[Stored dataset items]
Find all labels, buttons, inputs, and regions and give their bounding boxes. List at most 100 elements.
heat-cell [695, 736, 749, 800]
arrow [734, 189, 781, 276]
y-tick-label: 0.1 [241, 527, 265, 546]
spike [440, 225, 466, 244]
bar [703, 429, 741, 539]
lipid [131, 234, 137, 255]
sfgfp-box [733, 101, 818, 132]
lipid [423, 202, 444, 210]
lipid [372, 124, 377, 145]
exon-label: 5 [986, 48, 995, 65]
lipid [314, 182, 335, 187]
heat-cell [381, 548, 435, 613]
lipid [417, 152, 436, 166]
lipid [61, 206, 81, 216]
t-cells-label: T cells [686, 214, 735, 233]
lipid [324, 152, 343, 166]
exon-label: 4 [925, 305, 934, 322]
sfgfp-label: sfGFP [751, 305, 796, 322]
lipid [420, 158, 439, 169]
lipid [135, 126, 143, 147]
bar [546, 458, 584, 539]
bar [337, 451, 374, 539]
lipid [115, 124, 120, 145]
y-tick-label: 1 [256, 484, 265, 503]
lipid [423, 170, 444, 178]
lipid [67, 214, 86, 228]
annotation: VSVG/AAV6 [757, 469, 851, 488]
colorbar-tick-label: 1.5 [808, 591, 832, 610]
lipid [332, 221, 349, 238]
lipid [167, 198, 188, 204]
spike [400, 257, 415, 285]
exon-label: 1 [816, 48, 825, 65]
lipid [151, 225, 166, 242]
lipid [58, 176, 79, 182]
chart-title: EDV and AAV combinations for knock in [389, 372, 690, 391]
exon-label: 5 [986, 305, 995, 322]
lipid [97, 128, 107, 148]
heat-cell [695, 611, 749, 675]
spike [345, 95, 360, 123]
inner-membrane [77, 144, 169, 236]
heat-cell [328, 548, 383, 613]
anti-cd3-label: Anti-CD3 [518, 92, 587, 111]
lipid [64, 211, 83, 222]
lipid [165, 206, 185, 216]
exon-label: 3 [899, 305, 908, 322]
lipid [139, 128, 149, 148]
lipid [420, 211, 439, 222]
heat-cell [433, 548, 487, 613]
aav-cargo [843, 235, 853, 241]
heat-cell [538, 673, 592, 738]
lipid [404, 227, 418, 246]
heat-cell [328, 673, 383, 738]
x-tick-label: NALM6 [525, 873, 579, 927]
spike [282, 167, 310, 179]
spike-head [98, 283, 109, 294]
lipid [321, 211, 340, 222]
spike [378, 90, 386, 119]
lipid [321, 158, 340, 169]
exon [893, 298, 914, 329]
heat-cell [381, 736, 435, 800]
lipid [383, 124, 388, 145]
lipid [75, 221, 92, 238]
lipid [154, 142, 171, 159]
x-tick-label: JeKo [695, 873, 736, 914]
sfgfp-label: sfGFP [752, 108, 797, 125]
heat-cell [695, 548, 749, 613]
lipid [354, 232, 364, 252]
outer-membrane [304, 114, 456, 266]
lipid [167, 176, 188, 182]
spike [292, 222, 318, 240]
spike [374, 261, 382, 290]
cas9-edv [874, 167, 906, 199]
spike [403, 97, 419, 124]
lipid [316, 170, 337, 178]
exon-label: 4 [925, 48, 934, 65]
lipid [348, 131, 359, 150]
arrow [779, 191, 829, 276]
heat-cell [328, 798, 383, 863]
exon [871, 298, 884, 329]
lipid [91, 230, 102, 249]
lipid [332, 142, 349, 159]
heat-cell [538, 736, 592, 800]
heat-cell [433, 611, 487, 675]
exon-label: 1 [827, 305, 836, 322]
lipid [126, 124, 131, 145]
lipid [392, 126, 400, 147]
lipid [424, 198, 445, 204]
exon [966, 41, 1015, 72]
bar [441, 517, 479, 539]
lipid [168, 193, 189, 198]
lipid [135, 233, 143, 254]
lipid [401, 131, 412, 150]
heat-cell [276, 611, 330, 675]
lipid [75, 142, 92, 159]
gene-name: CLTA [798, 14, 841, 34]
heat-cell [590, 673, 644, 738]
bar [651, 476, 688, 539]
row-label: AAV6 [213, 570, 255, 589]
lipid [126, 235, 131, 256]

Task item →
Exact repetition of every record is required.

Answer for this exercise →
Find all labels, buttons, inputs, and regions and give their bounding boxes. List at most 100 elements.
heat-cell [695, 736, 749, 800]
arrow [734, 189, 781, 276]
y-tick-label: 0.1 [241, 527, 265, 546]
spike [440, 225, 466, 244]
bar [703, 429, 741, 539]
lipid [131, 234, 137, 255]
sfgfp-box [733, 101, 818, 132]
lipid [423, 202, 444, 210]
lipid [372, 124, 377, 145]
exon-label: 5 [986, 48, 995, 65]
lipid [314, 182, 335, 187]
heat-cell [381, 548, 435, 613]
lipid [417, 152, 436, 166]
lipid [61, 206, 81, 216]
t-cells-label: T cells [686, 214, 735, 233]
lipid [324, 152, 343, 166]
exon-label: 4 [925, 305, 934, 322]
sfgfp-label: sfGFP [751, 305, 796, 322]
lipid [420, 158, 439, 169]
lipid [135, 126, 143, 147]
bar [546, 458, 584, 539]
bar [337, 451, 374, 539]
lipid [115, 124, 120, 145]
y-tick-label: 1 [256, 484, 265, 503]
lipid [423, 170, 444, 178]
lipid [67, 214, 86, 228]
annotation: VSVG/AAV6 [757, 469, 851, 488]
colorbar-tick-label: 1.5 [808, 591, 832, 610]
lipid [332, 221, 349, 238]
lipid [167, 198, 188, 204]
spike [400, 257, 415, 285]
exon-label: 1 [816, 48, 825, 65]
lipid [151, 225, 166, 242]
lipid [58, 176, 79, 182]
chart-title: EDV and AAV combinations for knock in [389, 372, 690, 391]
exon-label: 5 [986, 305, 995, 322]
lipid [97, 128, 107, 148]
heat-cell [695, 611, 749, 675]
spike [345, 95, 360, 123]
inner-membrane [77, 144, 169, 236]
heat-cell [328, 548, 383, 613]
anti-cd3-label: Anti-CD3 [518, 92, 587, 111]
lipid [64, 211, 83, 222]
lipid [165, 206, 185, 216]
exon-label: 3 [899, 305, 908, 322]
lipid [139, 128, 149, 148]
lipid [420, 211, 439, 222]
heat-cell [433, 548, 487, 613]
aav-cargo [843, 235, 853, 241]
heat-cell [538, 673, 592, 738]
lipid [404, 227, 418, 246]
heat-cell [328, 673, 383, 738]
x-tick-label: NALM6 [525, 873, 579, 927]
spike [282, 167, 310, 179]
spike-head [98, 283, 109, 294]
lipid [321, 211, 340, 222]
spike [378, 90, 386, 119]
lipid [321, 158, 340, 169]
exon [893, 298, 914, 329]
heat-cell [381, 736, 435, 800]
lipid [383, 124, 388, 145]
lipid [75, 221, 92, 238]
lipid [154, 142, 171, 159]
x-tick-label: JeKo [695, 873, 736, 914]
sfgfp-label: sfGFP [752, 108, 797, 125]
heat-cell [695, 548, 749, 613]
lipid [354, 232, 364, 252]
outer-membrane [304, 114, 456, 266]
lipid [167, 176, 188, 182]
spike [292, 222, 318, 240]
spike [374, 261, 382, 290]
cas9-edv [874, 167, 906, 199]
spike [403, 97, 419, 124]
lipid [316, 170, 337, 178]
exon-label: 4 [925, 48, 934, 65]
lipid [348, 131, 359, 150]
arrow [779, 191, 829, 276]
heat-cell [328, 798, 383, 863]
exon [871, 298, 884, 329]
lipid [91, 230, 102, 249]
lipid [332, 142, 349, 159]
heat-cell [538, 736, 592, 800]
heat-cell [433, 611, 487, 675]
exon-label: 1 [827, 305, 836, 322]
lipid [126, 124, 131, 145]
lipid [392, 126, 400, 147]
lipid [424, 198, 445, 204]
exon [966, 41, 1015, 72]
bar [441, 517, 479, 539]
lipid [168, 193, 189, 198]
lipid [135, 233, 143, 254]
lipid [401, 131, 412, 150]
heat-cell [276, 611, 330, 675]
lipid [75, 142, 92, 159]
gene-name: CLTA [798, 14, 841, 34]
heat-cell [590, 673, 644, 738]
bar [651, 476, 688, 539]
row-label: AAV6 [213, 570, 255, 589]
lipid [126, 235, 131, 256]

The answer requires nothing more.